» **Stated task**: Your task is to output the entries below word for word.

» **Records supplied**:

————————

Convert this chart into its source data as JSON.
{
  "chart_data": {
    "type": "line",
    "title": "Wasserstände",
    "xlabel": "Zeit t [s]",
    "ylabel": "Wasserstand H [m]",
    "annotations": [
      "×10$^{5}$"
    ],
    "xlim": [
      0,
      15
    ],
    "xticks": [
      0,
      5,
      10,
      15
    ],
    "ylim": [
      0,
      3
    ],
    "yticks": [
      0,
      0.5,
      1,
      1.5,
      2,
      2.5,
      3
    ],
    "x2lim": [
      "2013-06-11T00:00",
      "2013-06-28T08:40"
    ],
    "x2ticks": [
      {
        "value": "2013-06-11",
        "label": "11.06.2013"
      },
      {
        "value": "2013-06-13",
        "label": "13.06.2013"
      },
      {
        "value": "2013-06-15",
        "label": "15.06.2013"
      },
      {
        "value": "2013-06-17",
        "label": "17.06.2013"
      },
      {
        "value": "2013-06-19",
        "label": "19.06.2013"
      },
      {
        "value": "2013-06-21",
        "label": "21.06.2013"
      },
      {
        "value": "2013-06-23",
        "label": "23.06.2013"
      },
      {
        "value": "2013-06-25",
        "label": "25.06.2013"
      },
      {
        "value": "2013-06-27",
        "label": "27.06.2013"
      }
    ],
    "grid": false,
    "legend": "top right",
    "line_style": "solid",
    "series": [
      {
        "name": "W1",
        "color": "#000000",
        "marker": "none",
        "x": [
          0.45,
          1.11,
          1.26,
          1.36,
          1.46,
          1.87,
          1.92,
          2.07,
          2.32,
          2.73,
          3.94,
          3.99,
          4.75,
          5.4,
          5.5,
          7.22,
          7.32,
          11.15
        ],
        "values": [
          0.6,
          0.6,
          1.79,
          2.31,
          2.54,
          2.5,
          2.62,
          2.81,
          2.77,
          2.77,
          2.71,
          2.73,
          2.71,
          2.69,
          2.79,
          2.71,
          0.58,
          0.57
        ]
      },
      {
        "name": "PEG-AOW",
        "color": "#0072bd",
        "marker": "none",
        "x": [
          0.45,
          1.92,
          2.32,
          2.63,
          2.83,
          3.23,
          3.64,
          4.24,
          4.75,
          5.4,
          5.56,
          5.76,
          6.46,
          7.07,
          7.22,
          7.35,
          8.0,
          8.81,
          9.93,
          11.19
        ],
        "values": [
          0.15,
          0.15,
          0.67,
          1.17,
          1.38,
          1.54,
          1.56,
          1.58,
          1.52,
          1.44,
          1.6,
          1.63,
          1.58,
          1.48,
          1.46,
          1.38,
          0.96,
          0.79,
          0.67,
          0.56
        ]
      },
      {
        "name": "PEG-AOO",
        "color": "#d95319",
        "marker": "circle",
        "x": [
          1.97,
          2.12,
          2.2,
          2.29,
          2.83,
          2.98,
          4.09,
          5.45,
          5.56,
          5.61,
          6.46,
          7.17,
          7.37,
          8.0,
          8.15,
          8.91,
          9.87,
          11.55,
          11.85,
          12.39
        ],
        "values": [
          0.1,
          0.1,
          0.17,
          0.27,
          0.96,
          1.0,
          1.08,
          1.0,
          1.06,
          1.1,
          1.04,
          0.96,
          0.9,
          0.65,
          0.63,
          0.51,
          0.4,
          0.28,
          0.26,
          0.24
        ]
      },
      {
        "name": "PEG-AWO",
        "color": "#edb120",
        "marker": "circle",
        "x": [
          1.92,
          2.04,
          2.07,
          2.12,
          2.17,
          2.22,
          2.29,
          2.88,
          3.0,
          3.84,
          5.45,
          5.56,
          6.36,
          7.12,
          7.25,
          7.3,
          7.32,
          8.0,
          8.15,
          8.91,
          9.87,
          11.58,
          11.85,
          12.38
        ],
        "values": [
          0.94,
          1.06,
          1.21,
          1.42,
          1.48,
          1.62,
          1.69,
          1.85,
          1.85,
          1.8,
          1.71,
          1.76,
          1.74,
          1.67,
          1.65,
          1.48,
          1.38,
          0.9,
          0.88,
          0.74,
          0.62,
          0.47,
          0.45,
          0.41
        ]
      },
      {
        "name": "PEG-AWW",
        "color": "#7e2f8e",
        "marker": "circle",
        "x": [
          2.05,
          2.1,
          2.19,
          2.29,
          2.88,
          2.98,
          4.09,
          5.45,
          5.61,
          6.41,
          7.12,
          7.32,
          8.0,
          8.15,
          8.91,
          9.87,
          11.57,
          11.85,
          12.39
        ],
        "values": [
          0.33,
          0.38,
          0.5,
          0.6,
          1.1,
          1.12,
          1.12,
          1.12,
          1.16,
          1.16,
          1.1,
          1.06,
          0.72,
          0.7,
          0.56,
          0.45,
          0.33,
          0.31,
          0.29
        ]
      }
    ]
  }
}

————————

» **Result of this exercise**:
Convert this chart into its source data as JSON.
{
  "chart_data": {
    "type": "line",
    "title": "Wasserstände",
    "xlabel": "Zeit t [s]",
    "ylabel": "Wasserstand H [m]",
    "annotations": [
      "×10$^{5}$"
    ],
    "xlim": [
      0,
      15
    ],
    "xticks": [
      0,
      5,
      10,
      15
    ],
    "ylim": [
      0,
      3
    ],
    "yticks": [
      0,
      0.5,
      1,
      1.5,
      2,
      2.5,
      3
    ],
    "x2lim": [
      "2013-06-11T00:00",
      "2013-06-28T08:40"
    ],
    "x2ticks": [
      {
        "value": "2013-06-11",
        "label": "11.06.2013"
      },
      {
        "value": "2013-06-13",
        "label": "13.06.2013"
      },
      {
        "value": "2013-06-15",
        "label": "15.06.2013"
      },
      {
        "value": "2013-06-17",
        "label": "17.06.2013"
      },
      {
        "value": "2013-06-19",
        "label": "19.06.2013"
      },
      {
        "value": "2013-06-21",
        "label": "21.06.2013"
      },
      {
        "value": "2013-06-23",
        "label": "23.06.2013"
      },
      {
        "value": "2013-06-25",
        "label": "25.06.2013"
      },
      {
        "value": "2013-06-27",
        "label": "27.06.2013"
      }
    ],
    "grid": false,
    "legend": "top right",
    "line_style": "solid",
    "series": [
      {
        "name": "W1",
        "color": "#000000",
        "marker": "none",
        "x": [
          0.45,
          1.11,
          1.26,
          1.36,
          1.46,
          1.87,
          1.92,
          2.07,
          2.32,
          2.73,
          3.94,
          3.99,
          4.75,
          5.4,
          5.5,
          7.22,
          7.32,
          11.15
        ],
        "values": [
          0.6,
          0.6,
          1.79,
          2.31,
          2.54,
          2.5,
          2.62,
          2.81,
          2.77,
          2.77,
          2.71,
          2.73,
          2.71,
          2.69,
          2.79,
          2.71,
          0.58,
          0.57
        ]
      },
      {
        "name": "PEG-AOW",
        "color": "#0072bd",
        "marker": "none",
        "x": [
          0.45,
          1.92,
          2.32,
          2.63,
          2.83,
          3.23,
          3.64,
          4.24,
          4.75,
          5.4,
          5.56,
          5.76,
          6.46,
          7.07,
          7.22,
          7.35,
          8.0,
          8.81,
          9.93,
          11.19
        ],
        "values": [
          0.15,
          0.15,
          0.67,
          1.17,
          1.38,
          1.54,
          1.56,
          1.58,
          1.52,
          1.44,
          1.6,
          1.63,
          1.58,
          1.48,
          1.46,
          1.38,
          0.96,
          0.79,
          0.67,
          0.56
        ]
      },
      {
        "name": "PEG-AOO",
        "color": "#d95319",
        "marker": "circle",
        "x": [
          1.97,
          2.12,
          2.2,
          2.29,
          2.83,
          2.98,
          4.09,
          5.45,
          5.56,
          5.61,
          6.46,
          7.17,
          7.37,
          8.0,
          8.15,
          8.91,
          9.87,
          11.55,
          11.85,
          12.39
        ],
        "values": [
          0.1,
          0.1,
          0.17,
          0.27,
          0.96,
          1.0,
          1.08,
          1.0,
          1.06,
          1.1,
          1.04,
          0.96,
          0.9,
          0.65,
          0.63,
          0.51,
          0.4,
          0.28,
          0.26,
          0.24
        ]
      },
      {
        "name": "PEG-AWO",
        "color": "#edb120",
        "marker": "circle",
        "x": [
          1.92,
          2.04,
          2.07,
          2.12,
          2.17,
          2.22,
          2.29,
          2.88,
          3.0,
          3.84,
          5.45,
          5.56,
          6.36,
          7.12,
          7.25,
          7.3,
          7.32,
          8.0,
          8.15,
          8.91,
          9.87,
          11.58,
          11.85,
          12.38
        ],
        "values": [
          0.94,
          1.06,
          1.21,
          1.42,
          1.48,
          1.62,
          1.69,
          1.85,
          1.85,
          1.8,
          1.71,
          1.76,
          1.74,
          1.67,
          1.65,
          1.48,
          1.38,
          0.9,
          0.88,
          0.74,
          0.62,
          0.47,
          0.45,
          0.41
        ]
      },
      {
        "name": "PEG-AWW",
        "color": "#7e2f8e",
        "marker": "circle",
        "x": [
          2.05,
          2.1,
          2.19,
          2.29,
          2.88,
          2.98,
          4.09,
          5.45,
          5.61,
          6.41,
          7.12,
          7.32,
          8.0,
          8.15,
          8.91,
          9.87,
          11.57,
          11.85,
          12.39
        ],
        "values": [
          0.33,
          0.38,
          0.5,
          0.6,
          1.1,
          1.12,
          1.12,
          1.12,
          1.16,
          1.16,
          1.1,
          1.06,
          0.72,
          0.7,
          0.56,
          0.45,
          0.33,
          0.31,
          0.29
        ]
      }
    ]
  }
}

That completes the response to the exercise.